-- Start Dataset content --
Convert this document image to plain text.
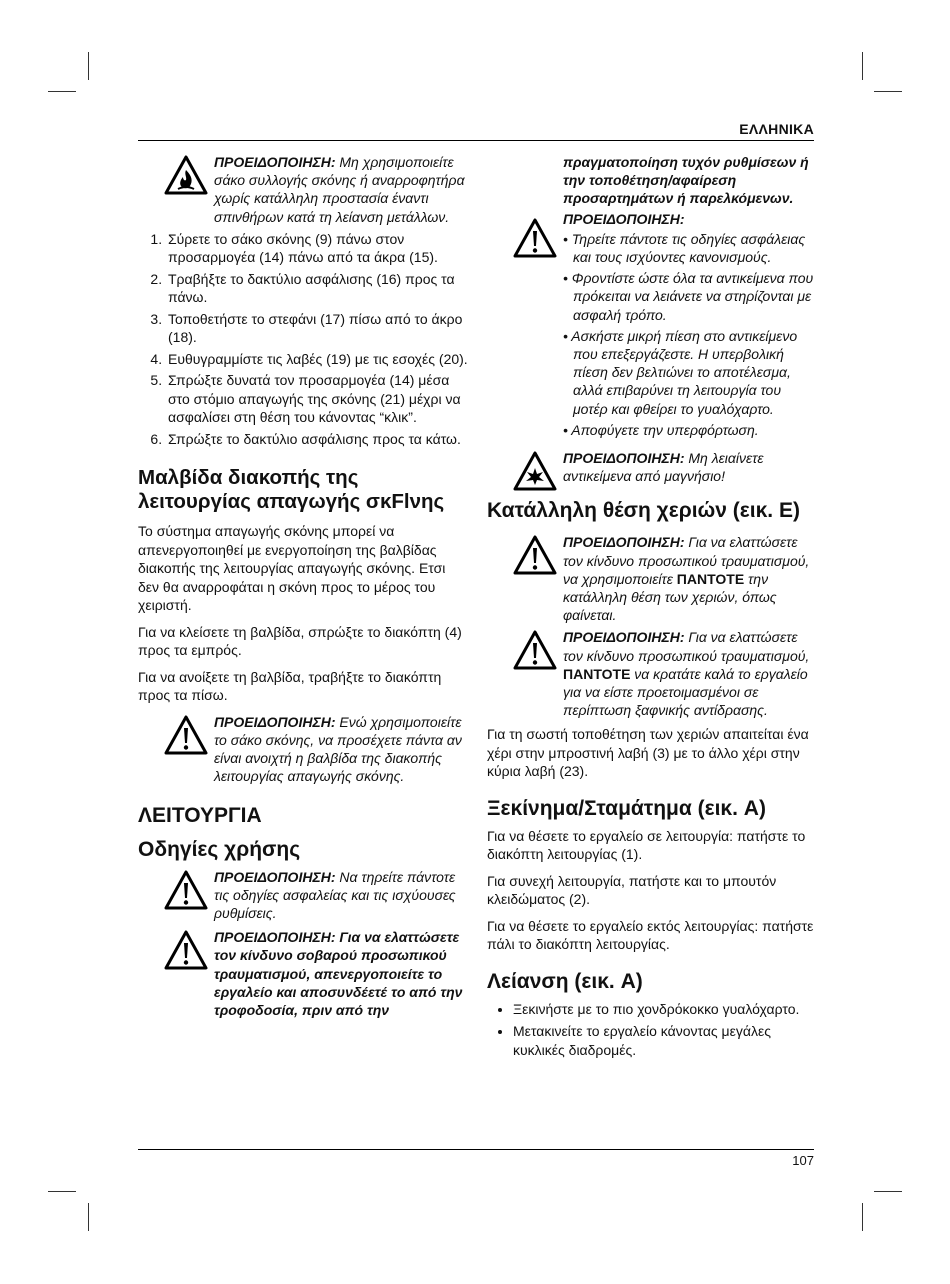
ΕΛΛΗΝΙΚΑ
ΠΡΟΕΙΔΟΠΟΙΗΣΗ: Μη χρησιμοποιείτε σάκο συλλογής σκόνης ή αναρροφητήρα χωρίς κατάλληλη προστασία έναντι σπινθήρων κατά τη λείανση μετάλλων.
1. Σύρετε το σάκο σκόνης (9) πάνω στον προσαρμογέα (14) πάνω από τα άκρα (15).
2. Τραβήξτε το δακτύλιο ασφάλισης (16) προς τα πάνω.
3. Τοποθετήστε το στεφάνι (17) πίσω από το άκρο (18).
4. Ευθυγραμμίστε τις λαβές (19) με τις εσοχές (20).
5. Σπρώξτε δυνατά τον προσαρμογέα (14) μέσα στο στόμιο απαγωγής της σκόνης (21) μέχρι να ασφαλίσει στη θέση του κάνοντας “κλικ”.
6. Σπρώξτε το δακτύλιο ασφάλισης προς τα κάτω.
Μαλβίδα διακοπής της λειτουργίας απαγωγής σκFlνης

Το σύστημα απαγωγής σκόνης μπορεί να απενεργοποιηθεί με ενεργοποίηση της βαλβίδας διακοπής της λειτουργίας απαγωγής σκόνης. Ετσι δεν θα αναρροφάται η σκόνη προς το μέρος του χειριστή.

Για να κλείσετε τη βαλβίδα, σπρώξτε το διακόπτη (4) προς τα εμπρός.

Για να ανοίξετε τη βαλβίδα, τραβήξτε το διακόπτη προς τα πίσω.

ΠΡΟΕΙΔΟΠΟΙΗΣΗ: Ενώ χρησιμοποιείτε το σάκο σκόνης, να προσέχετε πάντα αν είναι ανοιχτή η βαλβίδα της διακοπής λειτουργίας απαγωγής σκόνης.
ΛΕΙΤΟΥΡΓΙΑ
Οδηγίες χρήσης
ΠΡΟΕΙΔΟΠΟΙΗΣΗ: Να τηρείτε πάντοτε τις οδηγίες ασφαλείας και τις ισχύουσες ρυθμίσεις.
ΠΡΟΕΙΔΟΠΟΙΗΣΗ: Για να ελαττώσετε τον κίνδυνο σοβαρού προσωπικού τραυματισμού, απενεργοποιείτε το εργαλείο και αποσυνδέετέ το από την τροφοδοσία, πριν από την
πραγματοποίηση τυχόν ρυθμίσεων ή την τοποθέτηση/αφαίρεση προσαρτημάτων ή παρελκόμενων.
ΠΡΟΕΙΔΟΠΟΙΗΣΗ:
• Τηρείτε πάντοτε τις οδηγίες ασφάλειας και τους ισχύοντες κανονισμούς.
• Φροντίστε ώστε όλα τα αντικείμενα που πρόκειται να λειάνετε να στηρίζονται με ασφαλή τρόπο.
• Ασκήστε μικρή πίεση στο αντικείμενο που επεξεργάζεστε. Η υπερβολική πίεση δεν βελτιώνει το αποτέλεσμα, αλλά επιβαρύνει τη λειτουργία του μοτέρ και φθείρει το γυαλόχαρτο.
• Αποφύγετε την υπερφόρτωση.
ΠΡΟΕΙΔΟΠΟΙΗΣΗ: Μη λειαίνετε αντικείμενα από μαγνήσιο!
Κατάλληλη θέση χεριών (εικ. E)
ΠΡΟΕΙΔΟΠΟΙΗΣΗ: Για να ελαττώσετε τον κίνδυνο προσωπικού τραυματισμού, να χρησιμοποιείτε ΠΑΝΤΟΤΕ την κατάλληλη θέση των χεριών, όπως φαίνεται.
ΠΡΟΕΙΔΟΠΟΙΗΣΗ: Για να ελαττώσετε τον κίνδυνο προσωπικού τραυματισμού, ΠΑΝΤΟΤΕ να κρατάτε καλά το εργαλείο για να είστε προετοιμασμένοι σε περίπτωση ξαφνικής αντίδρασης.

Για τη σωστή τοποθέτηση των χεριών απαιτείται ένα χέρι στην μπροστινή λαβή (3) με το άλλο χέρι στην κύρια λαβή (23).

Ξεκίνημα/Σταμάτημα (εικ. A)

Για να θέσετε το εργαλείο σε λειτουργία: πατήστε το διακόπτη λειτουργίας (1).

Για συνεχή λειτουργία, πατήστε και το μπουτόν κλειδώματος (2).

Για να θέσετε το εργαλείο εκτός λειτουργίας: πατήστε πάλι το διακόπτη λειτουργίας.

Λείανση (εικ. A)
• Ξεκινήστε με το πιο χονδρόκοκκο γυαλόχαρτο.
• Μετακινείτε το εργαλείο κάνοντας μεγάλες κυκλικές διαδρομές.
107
-- End Dataset content --
Except for the pictures, copy the material above exactly.

Convert this document image to plain text.
ΕΛΛΗΝΙΚΑ
ΠΡΟΕΙΔΟΠΟΙΗΣΗ: Μη χρησιμοποιείτε σάκο συλλογής σκόνης ή αναρροφητήρα χωρίς κατάλληλη προστασία έναντι σπινθήρων κατά τη λείανση μετάλλων.
1. Σύρετε το σάκο σκόνης (9) πάνω στον προσαρμογέα (14) πάνω από τα άκρα (15).
2. Τραβήξτε το δακτύλιο ασφάλισης (16) προς τα πάνω.
3. Τοποθετήστε το στεφάνι (17) πίσω από το άκρο (18).
4. Ευθυγραμμίστε τις λαβές (19) με τις εσοχές (20).
5. Σπρώξτε δυνατά τον προσαρμογέα (14) μέσα στο στόμιο απαγωγής της σκόνης (21) μέχρι να ασφαλίσει στη θέση του κάνοντας “κλικ”.
6. Σπρώξτε το δακτύλιο ασφάλισης προς τα κάτω.
Μαλβίδα διακοπής της λειτουργίας απαγωγής σκFlνης

Το σύστημα απαγωγής σκόνης μπορεί να απενεργοποιηθεί με ενεργοποίηση της βαλβίδας διακοπής της λειτουργίας απαγωγής σκόνης. Ετσι δεν θα αναρροφάται η σκόνη προς το μέρος του χειριστή.

Για να κλείσετε τη βαλβίδα, σπρώξτε το διακόπτη (4) προς τα εμπρός.

Για να ανοίξετε τη βαλβίδα, τραβήξτε το διακόπτη προς τα πίσω.

ΠΡΟΕΙΔΟΠΟΙΗΣΗ: Ενώ χρησιμοποιείτε το σάκο σκόνης, να προσέχετε πάντα αν είναι ανοιχτή η βαλβίδα της διακοπής λειτουργίας απαγωγής σκόνης.
ΛΕΙΤΟΥΡΓΙΑ
Οδηγίες χρήσης
ΠΡΟΕΙΔΟΠΟΙΗΣΗ: Να τηρείτε πάντοτε τις οδηγίες ασφαλείας και τις ισχύουσες ρυθμίσεις.
ΠΡΟΕΙΔΟΠΟΙΗΣΗ: Για να ελαττώσετε τον κίνδυνο σοβαρού προσωπικού τραυματισμού, απενεργοποιείτε το εργαλείο και αποσυνδέετέ το από την τροφοδοσία, πριν από την
πραγματοποίηση τυχόν ρυθμίσεων ή την τοποθέτηση/αφαίρεση προσαρτημάτων ή παρελκόμενων.
ΠΡΟΕΙΔΟΠΟΙΗΣΗ:
• Τηρείτε πάντοτε τις οδηγίες ασφάλειας και τους ισχύοντες κανονισμούς.
• Φροντίστε ώστε όλα τα αντικείμενα που πρόκειται να λειάνετε να στηρίζονται με ασφαλή τρόπο.
• Ασκήστε μικρή πίεση στο αντικείμενο που επεξεργάζεστε. Η υπερβολική πίεση δεν βελτιώνει το αποτέλεσμα, αλλά επιβαρύνει τη λειτουργία του μοτέρ και φθείρει το γυαλόχαρτο.
• Αποφύγετε την υπερφόρτωση.
ΠΡΟΕΙΔΟΠΟΙΗΣΗ: Μη λειαίνετε αντικείμενα από μαγνήσιο!
Κατάλληλη θέση χεριών (εικ. E)
ΠΡΟΕΙΔΟΠΟΙΗΣΗ: Για να ελαττώσετε τον κίνδυνο προσωπικού τραυματισμού, να χρησιμοποιείτε ΠΑΝΤΟΤΕ την κατάλληλη θέση των χεριών, όπως φαίνεται.
ΠΡΟΕΙΔΟΠΟΙΗΣΗ: Για να ελαττώσετε τον κίνδυνο προσωπικού τραυματισμού, ΠΑΝΤΟΤΕ να κρατάτε καλά το εργαλείο για να είστε προετοιμασμένοι σε περίπτωση ξαφνικής αντίδρασης.

Για τη σωστή τοποθέτηση των χεριών απαιτείται ένα χέρι στην μπροστινή λαβή (3) με το άλλο χέρι στην κύρια λαβή (23).

Ξεκίνημα/Σταμάτημα (εικ. A)

Για να θέσετε το εργαλείο σε λειτουργία: πατήστε το διακόπτη λειτουργίας (1).

Για συνεχή λειτουργία, πατήστε και το μπουτόν κλειδώματος (2).

Για να θέσετε το εργαλείο εκτός λειτουργίας: πατήστε πάλι το διακόπτη λειτουργίας.

Λείανση (εικ. A)
• Ξεκινήστε με το πιο χονδρόκοκκο γυαλόχαρτο.
• Μετακινείτε το εργαλείο κάνοντας μεγάλες κυκλικές διαδρομές.
107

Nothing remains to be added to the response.